BEGIN The records

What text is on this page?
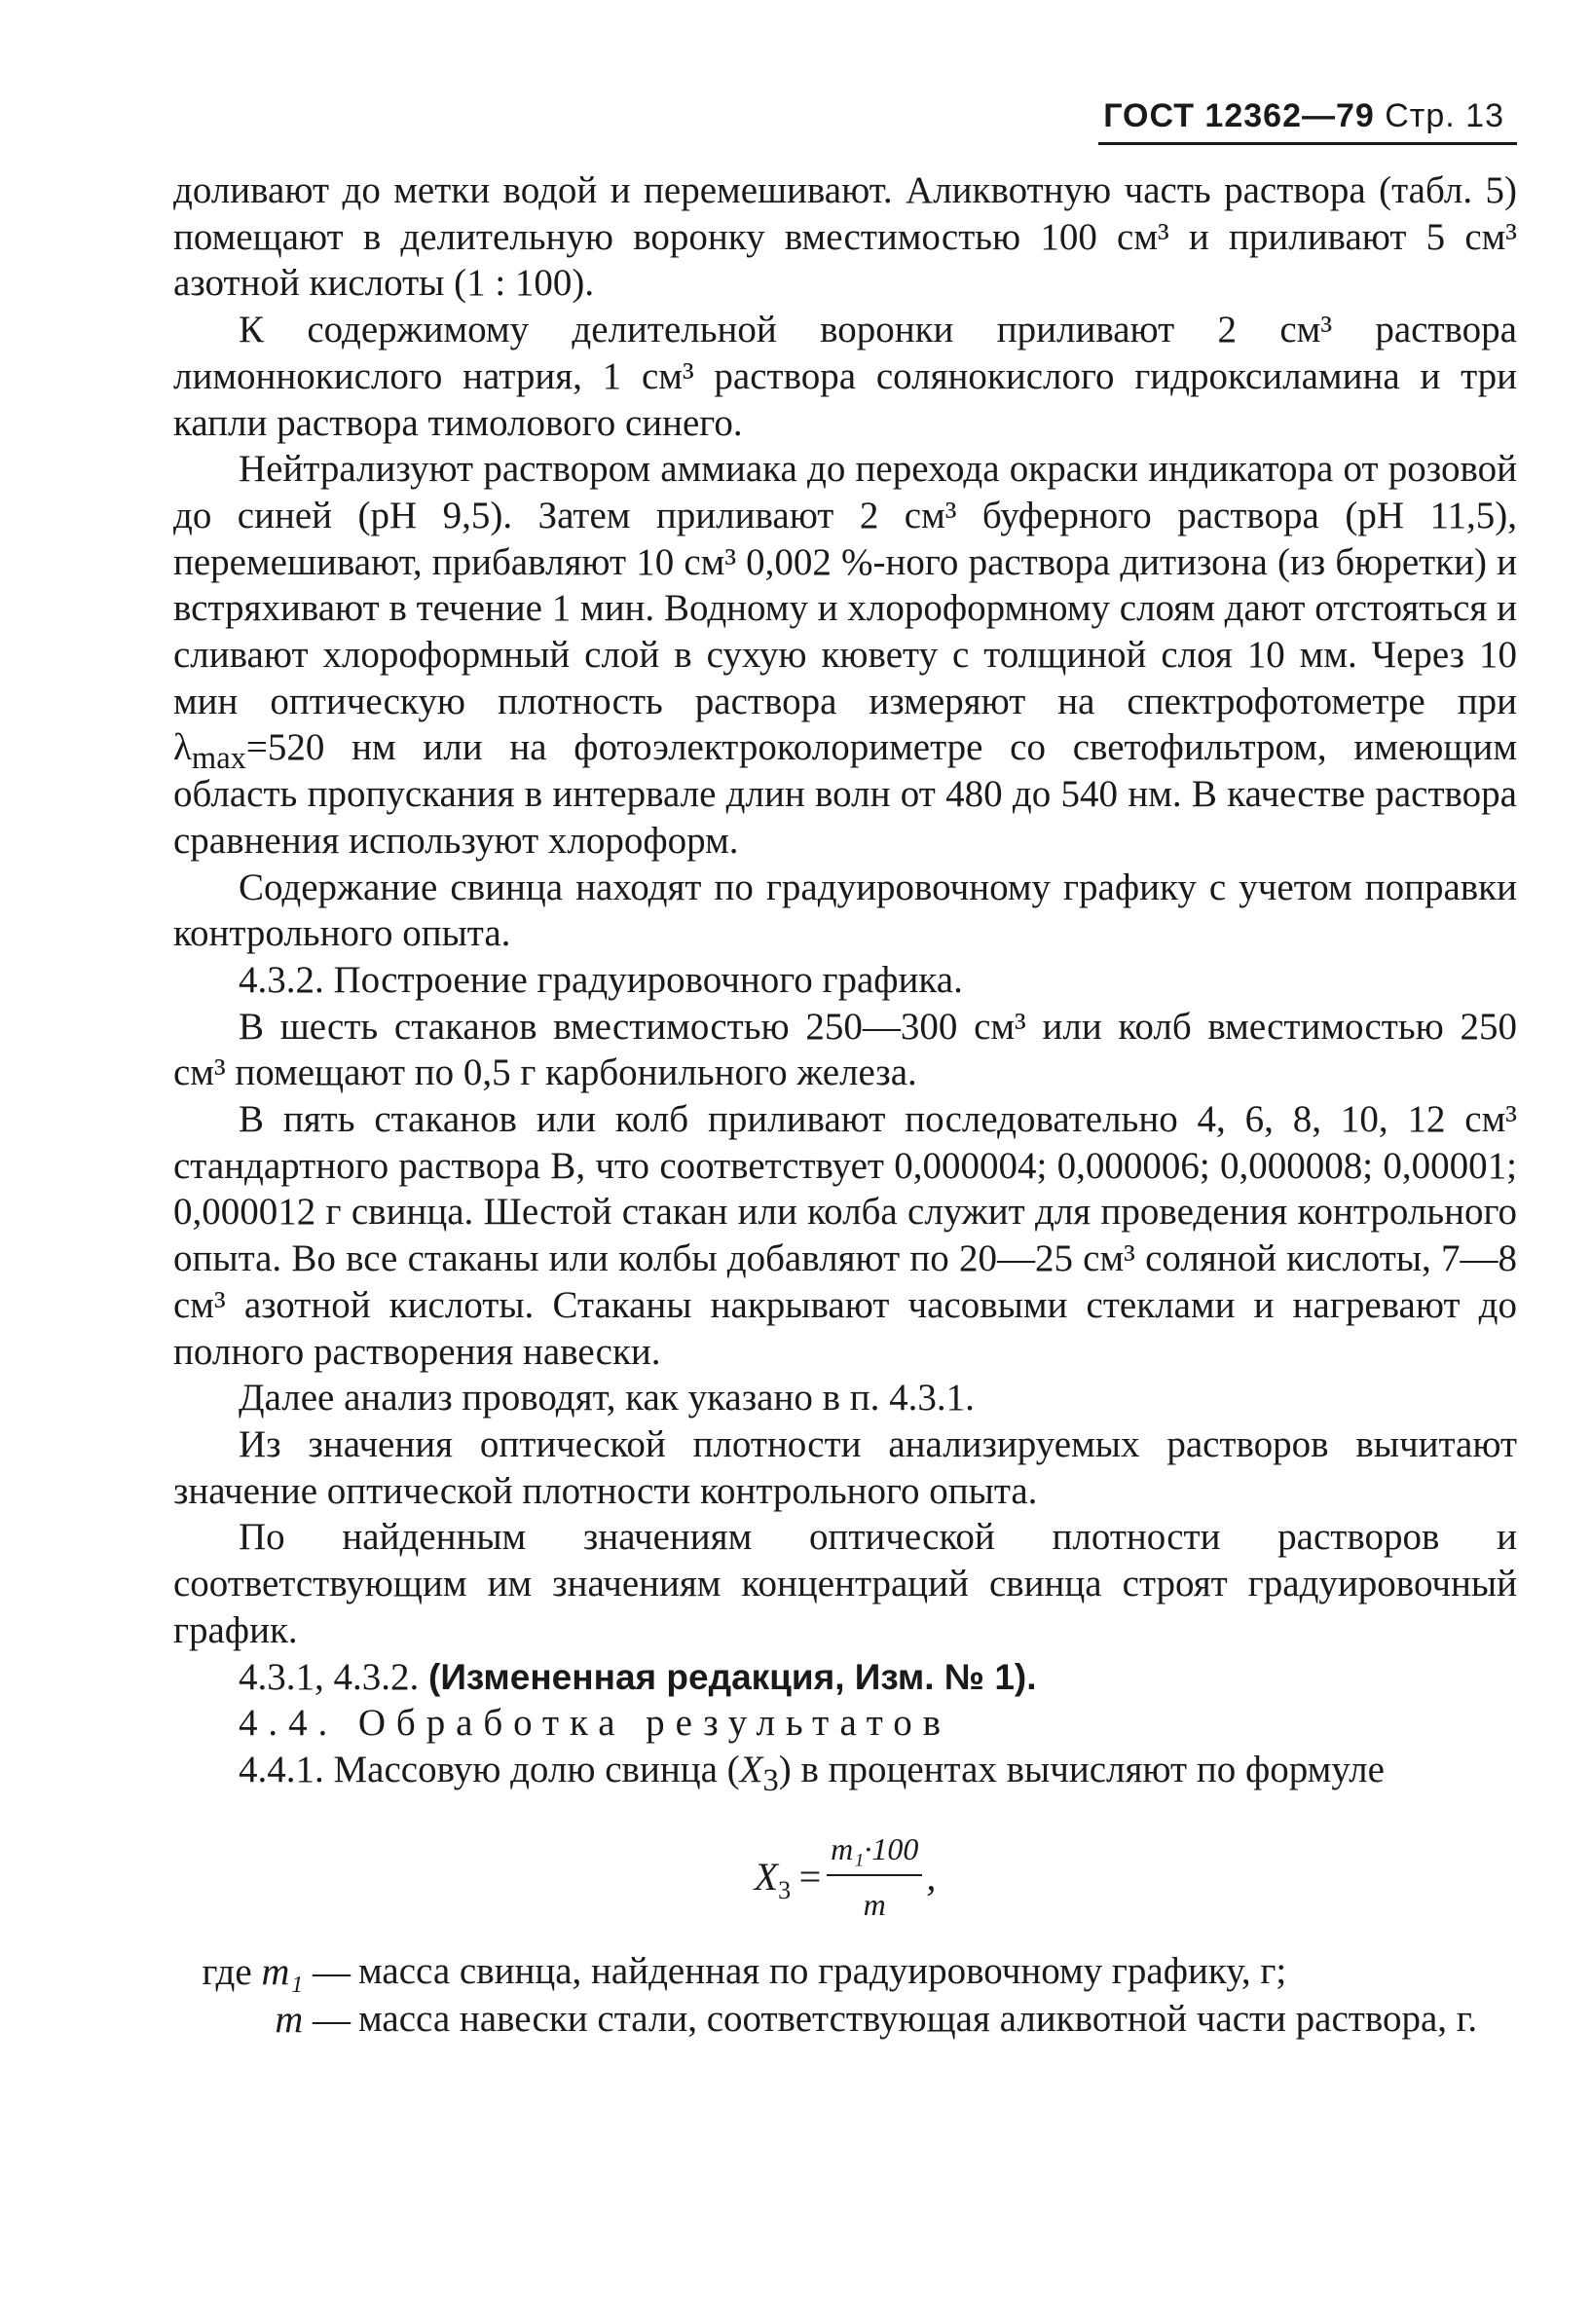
ГОСТ 12362—79 Стр. 13

доливают до метки водой и перемешивают. Аликвотную часть раствора (табл. 5) помещают в делительную воронку вместимостью 100 см³ и приливают 5 см³ азотной кислоты (1 : 100).

К содержимому делительной воронки приливают 2 см³ раствора лимоннокислого натрия, 1 см³ раствора солянокислого гидроксиламина и три капли раствора тимолового синего.

Нейтрализуют раствором аммиака до перехода окраски индикатора от розовой до синей (pH 9,5). Затем приливают 2 см³ буферного раствора (pH 11,5), перемешивают, прибавляют 10 см³ 0,002 %-ного раствора дитизона (из бюретки) и встряхивают в течение 1 мин. Водному и хлороформному слоям дают отстояться и сливают хлороформный слой в сухую кювету с толщиной слоя 10 мм. Через 10 мин оптическую плотность раствора измеряют на спектрофотометре при $\lambda_{max}=520$ нм или на фотоэлектроколориметре со светофильтром, имеющим область пропускания в интервале длин волн от 480 до 540 нм. В качестве раствора сравнения используют хлороформ.

Содержание свинца находят по градуировочному графику с учетом поправки контрольного опыта.

4.3.2. Построение градуировочного графика.

В шесть стаканов вместимостью 250—300 см³ или колб вместимостью 250 см³ помещают по 0,5 г карбонильного железа.

В пять стаканов или колб приливают последовательно 4, 6, 8, 10, 12 см³ стандартного раствора В, что соответствует 0,000004; 0,000006; 0,000008; 0,00001; 0,000012 г свинца. Шестой стакан или колба служит для проведения контрольного опыта. Во все стаканы или колбы добавляют по 20—25 см³ соляной кислоты, 7—8 см³ азотной кислоты. Стаканы накрывают часовыми стеклами и нагревают до полного растворения навески.

Далее анализ проводят, как указано в п. 4.3.1.

Из значения оптической плотности анализируемых растворов вычитают значение оптической плотности контрольного опыта.

По найденным значениям оптической плотности растворов и соответствующим им значениям концентраций свинца строят градуировочный график.

4.3.1, 4.3.2. (Измененная редакция, Изм. № 1).

4.4. Обработка результатов

4.4.1. Массовую долю свинца $(X_3)$ в процентах вычисляют по формуле

$X_3 = \frac{\text{m₁·100}}{m}$ ,
где m₁ — масса свинца, найденная по градуировочному графику, г;
m — масса навески стали, соответствующая аликвотной части раствора, г.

END The records

• _What is needed_: Each record above is to be restated exactly, with its pictures removed from the copy.

• _Result of the task_:
What text is on this page?
ГОСТ 12362—79 Стр. 13

доливают до метки водой и перемешивают. Аликвотную часть раствора (табл. 5) помещают в делительную воронку вместимостью 100 см³ и приливают 5 см³ азотной кислоты (1 : 100).

К содержимому делительной воронки приливают 2 см³ раствора лимоннокислого натрия, 1 см³ раствора солянокислого гидроксиламина и три капли раствора тимолового синего.

Нейтрализуют раствором аммиака до перехода окраски индикатора от розовой до синей (pH 9,5). Затем приливают 2 см³ буферного раствора (pH 11,5), перемешивают, прибавляют 10 см³ 0,002 %-ного раствора дитизона (из бюретки) и встряхивают в течение 1 мин. Водному и хлороформному слоям дают отстояться и сливают хлороформный слой в сухую кювету с толщиной слоя 10 мм. Через 10 мин оптическую плотность раствора измеряют на спектрофотометре при $\lambda_{max}=520$ нм или на фотоэлектроколориметре со светофильтром, имеющим область пропускания в интервале длин волн от 480 до 540 нм. В качестве раствора сравнения используют хлороформ.

Содержание свинца находят по градуировочному графику с учетом поправки контрольного опыта.

4.3.2. Построение градуировочного графика.

В шесть стаканов вместимостью 250—300 см³ или колб вместимостью 250 см³ помещают по 0,5 г карбонильного железа.

В пять стаканов или колб приливают последовательно 4, 6, 8, 10, 12 см³ стандартного раствора В, что соответствует 0,000004; 0,000006; 0,000008; 0,00001; 0,000012 г свинца. Шестой стакан или колба служит для проведения контрольного опыта. Во все стаканы или колбы добавляют по 20—25 см³ соляной кислоты, 7—8 см³ азотной кислоты. Стаканы накрывают часовыми стеклами и нагревают до полного растворения навески.

Далее анализ проводят, как указано в п. 4.3.1.

Из значения оптической плотности анализируемых растворов вычитают значение оптической плотности контрольного опыта.

По найденным значениям оптической плотности растворов и соответствующим им значениям концентраций свинца строят градуировочный график.

4.3.1, 4.3.2. (Измененная редакция, Изм. № 1).

4.4. Обработка результатов

4.4.1. Массовую долю свинца $(X_3)$ в процентах вычисляют по формуле

$X_3 = \frac{\text{m₁·100}}{m}$ ,
где m₁ — масса свинца, найденная по градуировочному графику, г;
m — масса навески стали, соответствующая аликвотной части раствора, г.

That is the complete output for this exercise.